---------- MATERIAL PROVIDED

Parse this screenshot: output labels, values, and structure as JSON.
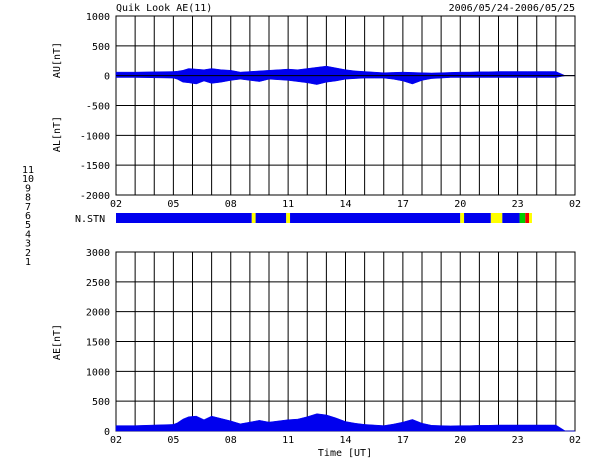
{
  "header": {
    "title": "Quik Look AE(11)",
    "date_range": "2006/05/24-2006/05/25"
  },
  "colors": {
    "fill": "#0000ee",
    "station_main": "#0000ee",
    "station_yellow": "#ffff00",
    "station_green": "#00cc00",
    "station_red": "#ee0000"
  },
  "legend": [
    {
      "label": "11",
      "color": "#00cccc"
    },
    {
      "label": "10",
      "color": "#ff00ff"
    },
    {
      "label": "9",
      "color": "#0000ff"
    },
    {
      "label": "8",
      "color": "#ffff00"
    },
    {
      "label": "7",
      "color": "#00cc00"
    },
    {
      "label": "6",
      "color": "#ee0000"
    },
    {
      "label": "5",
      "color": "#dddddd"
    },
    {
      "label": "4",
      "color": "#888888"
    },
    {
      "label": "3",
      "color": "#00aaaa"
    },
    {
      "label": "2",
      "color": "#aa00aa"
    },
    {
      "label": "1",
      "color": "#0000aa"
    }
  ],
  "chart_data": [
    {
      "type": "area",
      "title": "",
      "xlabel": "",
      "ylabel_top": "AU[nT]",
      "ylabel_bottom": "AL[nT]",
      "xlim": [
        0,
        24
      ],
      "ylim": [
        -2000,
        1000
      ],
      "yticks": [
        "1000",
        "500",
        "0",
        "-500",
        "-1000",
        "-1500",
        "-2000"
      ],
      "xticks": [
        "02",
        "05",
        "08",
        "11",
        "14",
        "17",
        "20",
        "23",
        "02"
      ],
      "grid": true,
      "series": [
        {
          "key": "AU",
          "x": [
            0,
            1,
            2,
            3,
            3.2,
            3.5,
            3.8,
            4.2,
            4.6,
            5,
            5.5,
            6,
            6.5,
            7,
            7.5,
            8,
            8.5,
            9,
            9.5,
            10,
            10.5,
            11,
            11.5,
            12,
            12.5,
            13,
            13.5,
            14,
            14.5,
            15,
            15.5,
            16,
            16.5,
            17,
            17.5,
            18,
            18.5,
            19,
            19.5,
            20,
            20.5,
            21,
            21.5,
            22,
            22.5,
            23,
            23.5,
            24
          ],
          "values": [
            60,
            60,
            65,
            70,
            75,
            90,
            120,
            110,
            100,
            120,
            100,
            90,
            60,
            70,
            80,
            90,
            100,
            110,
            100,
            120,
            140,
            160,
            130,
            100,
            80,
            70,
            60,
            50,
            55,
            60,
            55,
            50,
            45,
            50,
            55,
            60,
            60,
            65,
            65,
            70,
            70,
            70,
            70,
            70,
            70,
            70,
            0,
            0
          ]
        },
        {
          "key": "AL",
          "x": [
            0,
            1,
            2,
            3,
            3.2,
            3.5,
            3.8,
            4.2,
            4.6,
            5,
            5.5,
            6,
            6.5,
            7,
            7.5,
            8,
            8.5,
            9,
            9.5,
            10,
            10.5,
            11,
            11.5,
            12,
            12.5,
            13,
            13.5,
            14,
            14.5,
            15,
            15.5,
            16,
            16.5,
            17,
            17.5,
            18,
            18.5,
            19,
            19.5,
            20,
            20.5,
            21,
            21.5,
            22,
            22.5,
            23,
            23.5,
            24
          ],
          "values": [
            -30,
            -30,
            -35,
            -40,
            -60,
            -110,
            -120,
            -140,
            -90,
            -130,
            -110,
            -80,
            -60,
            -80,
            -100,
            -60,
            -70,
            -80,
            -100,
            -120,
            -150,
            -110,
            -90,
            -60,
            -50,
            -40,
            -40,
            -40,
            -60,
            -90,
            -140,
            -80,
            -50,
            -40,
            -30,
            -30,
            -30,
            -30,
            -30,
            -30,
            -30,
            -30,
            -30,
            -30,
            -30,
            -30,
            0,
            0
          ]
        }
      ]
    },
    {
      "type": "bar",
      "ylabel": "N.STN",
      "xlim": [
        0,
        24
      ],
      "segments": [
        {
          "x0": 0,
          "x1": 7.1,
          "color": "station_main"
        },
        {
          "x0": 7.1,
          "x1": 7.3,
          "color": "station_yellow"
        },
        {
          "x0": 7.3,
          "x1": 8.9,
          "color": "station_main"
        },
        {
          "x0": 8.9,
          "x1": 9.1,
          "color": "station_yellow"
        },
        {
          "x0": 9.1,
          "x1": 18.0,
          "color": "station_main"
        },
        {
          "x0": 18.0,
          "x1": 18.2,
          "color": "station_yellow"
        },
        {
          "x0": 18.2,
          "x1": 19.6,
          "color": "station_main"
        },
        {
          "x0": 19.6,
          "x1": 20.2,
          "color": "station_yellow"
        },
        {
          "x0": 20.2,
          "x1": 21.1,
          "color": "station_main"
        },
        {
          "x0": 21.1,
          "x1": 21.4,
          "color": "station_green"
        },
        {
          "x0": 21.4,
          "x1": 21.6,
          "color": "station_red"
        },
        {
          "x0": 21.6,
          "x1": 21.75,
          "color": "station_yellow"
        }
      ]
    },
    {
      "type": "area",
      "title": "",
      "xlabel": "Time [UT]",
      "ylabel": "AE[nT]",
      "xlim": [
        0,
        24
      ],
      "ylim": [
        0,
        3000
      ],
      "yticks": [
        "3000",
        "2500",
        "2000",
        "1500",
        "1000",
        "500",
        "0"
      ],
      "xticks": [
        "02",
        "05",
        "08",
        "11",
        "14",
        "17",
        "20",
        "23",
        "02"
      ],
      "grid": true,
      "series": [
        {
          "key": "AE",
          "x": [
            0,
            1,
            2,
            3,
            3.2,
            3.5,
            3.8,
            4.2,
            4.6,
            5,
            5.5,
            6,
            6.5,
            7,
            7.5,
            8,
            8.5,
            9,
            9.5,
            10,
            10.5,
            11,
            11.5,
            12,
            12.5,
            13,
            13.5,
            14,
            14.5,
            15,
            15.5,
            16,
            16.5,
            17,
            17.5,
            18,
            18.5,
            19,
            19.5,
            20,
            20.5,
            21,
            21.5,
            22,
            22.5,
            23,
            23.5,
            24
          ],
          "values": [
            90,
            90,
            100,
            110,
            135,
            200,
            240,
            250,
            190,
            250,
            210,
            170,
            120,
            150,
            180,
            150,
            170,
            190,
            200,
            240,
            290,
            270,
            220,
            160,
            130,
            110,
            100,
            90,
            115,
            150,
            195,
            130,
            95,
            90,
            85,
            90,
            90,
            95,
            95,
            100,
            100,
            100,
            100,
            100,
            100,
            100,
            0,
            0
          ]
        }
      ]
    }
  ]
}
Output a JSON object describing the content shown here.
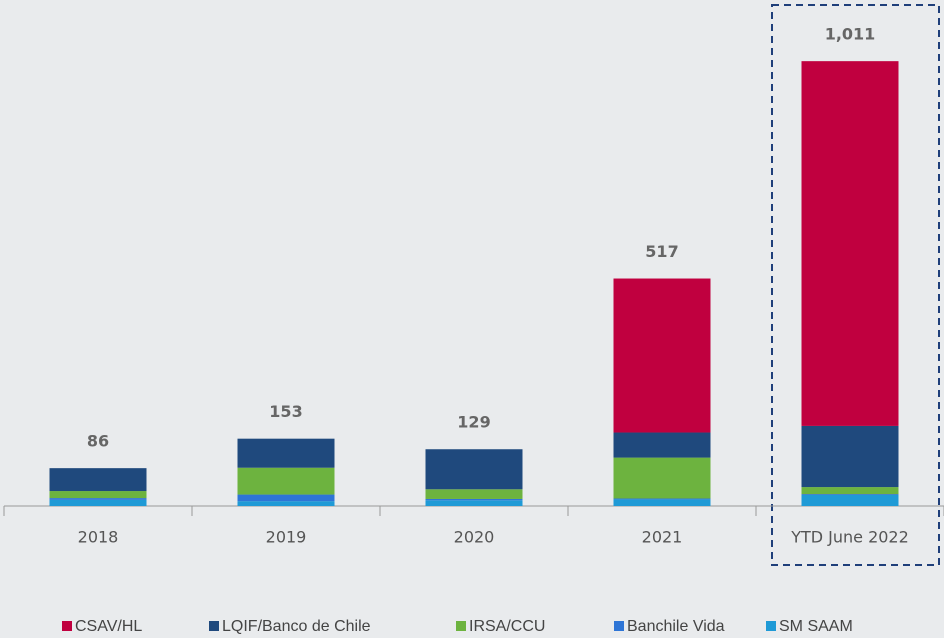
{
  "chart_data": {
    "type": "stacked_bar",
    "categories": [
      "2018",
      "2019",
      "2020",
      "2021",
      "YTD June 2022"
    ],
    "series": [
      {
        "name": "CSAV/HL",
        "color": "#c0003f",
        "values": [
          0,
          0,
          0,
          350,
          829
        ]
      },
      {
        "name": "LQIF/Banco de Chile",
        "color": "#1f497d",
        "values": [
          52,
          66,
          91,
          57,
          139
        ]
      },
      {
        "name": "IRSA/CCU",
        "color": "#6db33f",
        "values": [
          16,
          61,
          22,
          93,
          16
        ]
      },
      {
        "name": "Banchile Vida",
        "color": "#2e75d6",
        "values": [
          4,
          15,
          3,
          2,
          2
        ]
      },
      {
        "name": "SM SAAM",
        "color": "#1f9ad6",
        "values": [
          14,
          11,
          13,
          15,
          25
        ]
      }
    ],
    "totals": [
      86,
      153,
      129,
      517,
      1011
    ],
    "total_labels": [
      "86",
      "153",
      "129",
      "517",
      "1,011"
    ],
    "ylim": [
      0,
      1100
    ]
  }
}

--------------------

* _SHORT TASK_: Gather and return every line that holds the string "type".

* _EXERCISE RESPONSE_:
      "type": "area",
      "type": "bar",
      "type": "area",
    "type": "stacked_bar",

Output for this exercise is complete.